┌─ Records to use

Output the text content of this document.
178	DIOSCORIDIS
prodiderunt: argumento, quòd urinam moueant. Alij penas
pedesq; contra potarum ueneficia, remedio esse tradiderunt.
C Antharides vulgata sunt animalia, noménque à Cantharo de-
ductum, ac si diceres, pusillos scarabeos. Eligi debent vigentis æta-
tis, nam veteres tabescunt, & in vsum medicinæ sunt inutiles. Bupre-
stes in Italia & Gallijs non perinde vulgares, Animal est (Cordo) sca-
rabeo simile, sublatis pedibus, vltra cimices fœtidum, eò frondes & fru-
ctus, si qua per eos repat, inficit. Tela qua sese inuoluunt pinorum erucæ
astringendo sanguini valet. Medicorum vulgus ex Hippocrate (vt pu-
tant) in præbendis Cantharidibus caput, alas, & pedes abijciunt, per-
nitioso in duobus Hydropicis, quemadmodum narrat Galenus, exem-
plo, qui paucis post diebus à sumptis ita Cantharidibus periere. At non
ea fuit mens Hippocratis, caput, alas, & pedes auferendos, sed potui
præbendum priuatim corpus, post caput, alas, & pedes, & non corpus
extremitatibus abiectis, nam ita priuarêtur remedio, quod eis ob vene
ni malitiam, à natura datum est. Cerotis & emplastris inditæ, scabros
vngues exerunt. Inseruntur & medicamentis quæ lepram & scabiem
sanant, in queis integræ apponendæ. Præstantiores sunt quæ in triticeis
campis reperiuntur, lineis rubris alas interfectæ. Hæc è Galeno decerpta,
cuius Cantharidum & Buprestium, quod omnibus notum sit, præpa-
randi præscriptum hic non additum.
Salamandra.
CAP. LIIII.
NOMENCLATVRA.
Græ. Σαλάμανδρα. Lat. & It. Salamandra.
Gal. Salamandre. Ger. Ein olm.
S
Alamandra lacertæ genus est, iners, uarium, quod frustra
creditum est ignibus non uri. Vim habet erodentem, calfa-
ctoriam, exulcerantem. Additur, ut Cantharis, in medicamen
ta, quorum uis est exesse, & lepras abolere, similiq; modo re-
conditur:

└─
┌─ Records to use

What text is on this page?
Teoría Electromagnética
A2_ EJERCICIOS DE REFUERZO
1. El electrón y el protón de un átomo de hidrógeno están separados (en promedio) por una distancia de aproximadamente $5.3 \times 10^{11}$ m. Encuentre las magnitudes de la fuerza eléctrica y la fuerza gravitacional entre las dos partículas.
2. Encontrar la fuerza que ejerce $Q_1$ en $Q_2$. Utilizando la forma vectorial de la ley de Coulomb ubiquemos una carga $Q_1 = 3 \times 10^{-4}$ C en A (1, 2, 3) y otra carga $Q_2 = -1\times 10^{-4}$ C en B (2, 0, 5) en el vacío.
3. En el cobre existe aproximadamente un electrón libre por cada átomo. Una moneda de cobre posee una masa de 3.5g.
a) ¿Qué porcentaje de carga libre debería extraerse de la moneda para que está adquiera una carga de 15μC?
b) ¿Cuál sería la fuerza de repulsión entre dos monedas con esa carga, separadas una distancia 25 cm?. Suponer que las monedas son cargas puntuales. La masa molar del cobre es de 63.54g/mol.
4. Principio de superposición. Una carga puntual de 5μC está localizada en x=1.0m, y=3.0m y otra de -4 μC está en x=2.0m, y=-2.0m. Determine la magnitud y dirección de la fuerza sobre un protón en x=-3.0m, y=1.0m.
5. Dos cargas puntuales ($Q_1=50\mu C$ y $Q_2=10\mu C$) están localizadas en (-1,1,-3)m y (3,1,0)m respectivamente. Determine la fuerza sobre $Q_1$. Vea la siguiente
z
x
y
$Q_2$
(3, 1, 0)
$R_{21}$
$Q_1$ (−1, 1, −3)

└─

Objective: Tally how many lines of the data include the word "sunt". Write the number and nothing else.

Completed exercise: 3